* **Problem details**: Will you give every entry again exactly as it stands?
__________________________________________________
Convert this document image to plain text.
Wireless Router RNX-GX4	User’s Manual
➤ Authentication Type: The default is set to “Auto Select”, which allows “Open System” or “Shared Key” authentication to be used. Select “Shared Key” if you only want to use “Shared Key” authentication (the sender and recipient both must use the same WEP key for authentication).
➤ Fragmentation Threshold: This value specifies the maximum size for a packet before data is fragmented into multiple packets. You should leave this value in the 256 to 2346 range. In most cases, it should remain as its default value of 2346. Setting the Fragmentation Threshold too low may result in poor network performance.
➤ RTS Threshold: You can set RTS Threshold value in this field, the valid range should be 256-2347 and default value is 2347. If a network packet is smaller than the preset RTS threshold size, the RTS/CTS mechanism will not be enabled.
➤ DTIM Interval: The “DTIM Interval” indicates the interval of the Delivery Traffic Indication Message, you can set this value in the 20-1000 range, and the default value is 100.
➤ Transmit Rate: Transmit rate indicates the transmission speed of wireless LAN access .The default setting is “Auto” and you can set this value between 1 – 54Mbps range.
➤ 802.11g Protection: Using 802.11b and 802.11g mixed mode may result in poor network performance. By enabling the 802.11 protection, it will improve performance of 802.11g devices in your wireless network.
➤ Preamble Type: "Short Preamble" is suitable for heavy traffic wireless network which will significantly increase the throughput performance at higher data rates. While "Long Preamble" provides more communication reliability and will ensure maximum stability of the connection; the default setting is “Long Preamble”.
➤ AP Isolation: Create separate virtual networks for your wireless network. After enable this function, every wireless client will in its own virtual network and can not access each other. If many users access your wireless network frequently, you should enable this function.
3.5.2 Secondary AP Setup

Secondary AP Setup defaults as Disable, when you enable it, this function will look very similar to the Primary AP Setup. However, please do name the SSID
__________________________________________________
* **Exercise output**:
Convert this document image to plain text.
Wireless Router RNX-GX4	User’s Manual
➤ Authentication Type: The default is set to “Auto Select”, which allows “Open System” or “Shared Key” authentication to be used. Select “Shared Key” if you only want to use “Shared Key” authentication (the sender and recipient both must use the same WEP key for authentication).
➤ Fragmentation Threshold: This value specifies the maximum size for a packet before data is fragmented into multiple packets. You should leave this value in the 256 to 2346 range. In most cases, it should remain as its default value of 2346. Setting the Fragmentation Threshold too low may result in poor network performance.
➤ RTS Threshold: You can set RTS Threshold value in this field, the valid range should be 256-2347 and default value is 2347. If a network packet is smaller than the preset RTS threshold size, the RTS/CTS mechanism will not be enabled.
➤ DTIM Interval: The “DTIM Interval” indicates the interval of the Delivery Traffic Indication Message, you can set this value in the 20-1000 range, and the default value is 100.
➤ Transmit Rate: Transmit rate indicates the transmission speed of wireless LAN access .The default setting is “Auto” and you can set this value between 1 – 54Mbps range.
➤ 802.11g Protection: Using 802.11b and 802.11g mixed mode may result in poor network performance. By enabling the 802.11 protection, it will improve performance of 802.11g devices in your wireless network.
➤ Preamble Type: "Short Preamble" is suitable for heavy traffic wireless network which will significantly increase the throughput performance at higher data rates. While "Long Preamble" provides more communication reliability and will ensure maximum stability of the connection; the default setting is “Long Preamble”.
➤ AP Isolation: Create separate virtual networks for your wireless network. After enable this function, every wireless client will in its own virtual network and can not access each other. If many users access your wireless network frequently, you should enable this function.
3.5.2 Secondary AP Setup

Secondary AP Setup defaults as Disable, when you enable it, this function will look very similar to the Primary AP Setup. However, please do name the SSID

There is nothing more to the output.